* Begin Dataset *

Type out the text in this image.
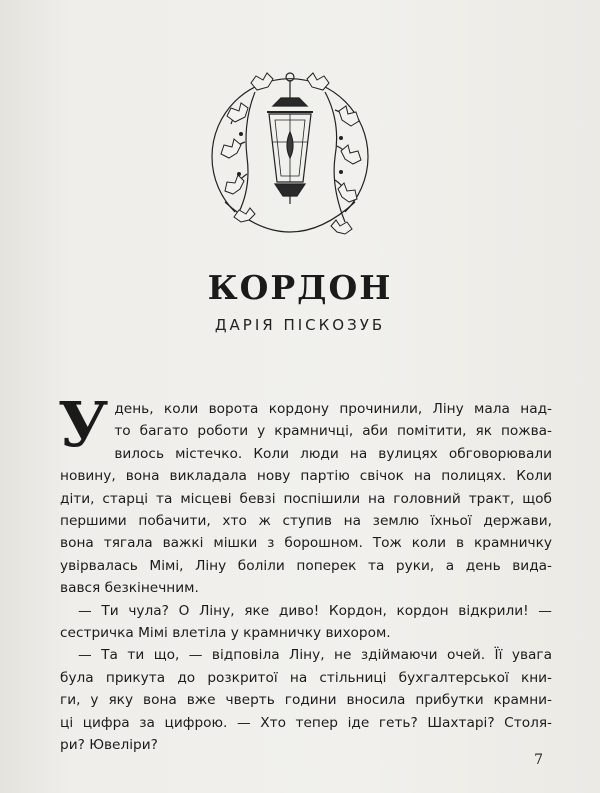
КОРДОН
ДАРІЯ ПІСКОЗУБ
У день, коли ворота кордону прочинили, Ліну мала над-
то багато роботи у крамничці, аби помітити, як пожва-
вилось містечко. Коли люди на вулицях обговорювали
новину, вона викладала нову партію свічок на полицях. Коли
діти, старці та місцеві бевзі поспішили на головний тракт, щоб
першими побачити, хто ж ступив на землю їхньої держави,
вона тягала важкі мішки з борошном. Тож коли в крамничку
увірвалась Мімі, Ліну боліли поперек та руки, а день вида-
вався безкінечним.
— Ти чула? О Ліну, яке диво! Кордон, кордон відкрили! —
сестричка Мімі влетіла у крамничку вихором.
— Та ти що, — відповіла Ліну, не здіймаючи очей. Її увага
була прикута до розкритої на стільниці бухгалтерської кни-
ги, у яку вона вже чверть години вносила прибутки крамни-
ці цифра за цифрою. — Хто тепер іде геть? Шахтарі? Столя-
ри? Ювеліри?
7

* End Dataset *

The exercise: Repeat the material above in full and unchanged, minus its images.

Exercise answer:
Type out the text in this image.
КОРДОН
ДАРІЯ ПІСКОЗУБ
У день, коли ворота кордону прочинили, Ліну мала над-
то багато роботи у крамничці, аби помітити, як пожва-
вилось містечко. Коли люди на вулицях обговорювали
новину, вона викладала нову партію свічок на полицях. Коли
діти, старці та місцеві бевзі поспішили на головний тракт, щоб
першими побачити, хто ж ступив на землю їхньої держави,
вона тягала важкі мішки з борошном. Тож коли в крамничку
увірвалась Мімі, Ліну боліли поперек та руки, а день вида-
вався безкінечним.
— Ти чула? О Ліну, яке диво! Кордон, кордон відкрили! —
сестричка Мімі влетіла у крамничку вихором.
— Та ти що, — відповіла Ліну, не здіймаючи очей. Її увага
була прикута до розкритої на стільниці бухгалтерської кни-
ги, у яку вона вже чверть години вносила прибутки крамни-
ці цифра за цифрою. — Хто тепер іде геть? Шахтарі? Столя-
ри? Ювеліри?
7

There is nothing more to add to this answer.